RECORDS SHOWN:

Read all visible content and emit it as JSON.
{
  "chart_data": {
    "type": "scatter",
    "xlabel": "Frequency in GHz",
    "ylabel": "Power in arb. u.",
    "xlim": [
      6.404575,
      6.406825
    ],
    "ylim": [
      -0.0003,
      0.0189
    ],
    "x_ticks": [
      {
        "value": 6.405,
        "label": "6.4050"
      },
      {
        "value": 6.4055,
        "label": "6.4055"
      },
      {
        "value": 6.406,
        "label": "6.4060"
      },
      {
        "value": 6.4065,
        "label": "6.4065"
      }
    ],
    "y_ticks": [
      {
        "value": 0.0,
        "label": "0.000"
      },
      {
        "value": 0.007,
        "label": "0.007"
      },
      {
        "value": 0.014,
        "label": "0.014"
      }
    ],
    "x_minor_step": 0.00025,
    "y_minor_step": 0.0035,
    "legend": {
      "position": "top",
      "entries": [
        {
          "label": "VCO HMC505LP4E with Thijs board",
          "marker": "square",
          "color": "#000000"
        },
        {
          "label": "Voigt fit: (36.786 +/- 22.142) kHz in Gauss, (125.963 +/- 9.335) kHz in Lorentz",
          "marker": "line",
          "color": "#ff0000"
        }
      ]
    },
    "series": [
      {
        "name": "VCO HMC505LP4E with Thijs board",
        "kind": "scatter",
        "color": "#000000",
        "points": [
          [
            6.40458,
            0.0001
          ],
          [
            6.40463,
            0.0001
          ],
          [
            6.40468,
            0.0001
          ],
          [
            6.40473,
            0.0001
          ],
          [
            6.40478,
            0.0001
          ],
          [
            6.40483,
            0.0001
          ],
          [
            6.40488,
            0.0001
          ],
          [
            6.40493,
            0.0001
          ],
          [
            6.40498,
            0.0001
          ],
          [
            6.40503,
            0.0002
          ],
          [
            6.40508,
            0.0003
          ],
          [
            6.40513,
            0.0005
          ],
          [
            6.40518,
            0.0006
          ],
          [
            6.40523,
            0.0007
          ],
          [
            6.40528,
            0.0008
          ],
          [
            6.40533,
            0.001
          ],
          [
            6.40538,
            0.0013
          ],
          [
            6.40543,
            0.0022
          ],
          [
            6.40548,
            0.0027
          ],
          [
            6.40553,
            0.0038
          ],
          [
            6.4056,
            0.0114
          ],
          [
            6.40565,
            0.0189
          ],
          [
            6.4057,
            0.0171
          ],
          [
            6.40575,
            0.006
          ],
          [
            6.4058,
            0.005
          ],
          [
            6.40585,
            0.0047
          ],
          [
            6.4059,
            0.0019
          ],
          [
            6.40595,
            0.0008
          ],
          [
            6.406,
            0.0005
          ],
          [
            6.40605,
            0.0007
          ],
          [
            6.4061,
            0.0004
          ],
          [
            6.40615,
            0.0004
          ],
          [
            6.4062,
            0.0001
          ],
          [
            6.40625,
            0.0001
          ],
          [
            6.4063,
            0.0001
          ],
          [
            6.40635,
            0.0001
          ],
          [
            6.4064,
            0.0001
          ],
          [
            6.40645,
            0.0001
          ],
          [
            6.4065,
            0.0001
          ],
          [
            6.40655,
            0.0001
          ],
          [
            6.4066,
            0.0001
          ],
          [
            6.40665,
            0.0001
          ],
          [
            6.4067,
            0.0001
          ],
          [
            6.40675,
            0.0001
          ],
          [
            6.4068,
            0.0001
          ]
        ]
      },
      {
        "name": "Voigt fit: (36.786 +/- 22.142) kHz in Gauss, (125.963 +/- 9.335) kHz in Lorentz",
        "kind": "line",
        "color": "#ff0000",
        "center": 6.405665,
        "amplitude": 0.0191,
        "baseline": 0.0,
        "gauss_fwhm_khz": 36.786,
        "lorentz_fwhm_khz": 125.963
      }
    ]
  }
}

STATED GOAL:
From the records above, pull out every line containing the word "value".

EXERCISE ANSWER:
        "value": 6.405,
        "value": 6.4055,
        "value": 6.406,
        "value": 6.4065,
        "value": 0.0,
        "value": 0.007,
        "value": 0.014,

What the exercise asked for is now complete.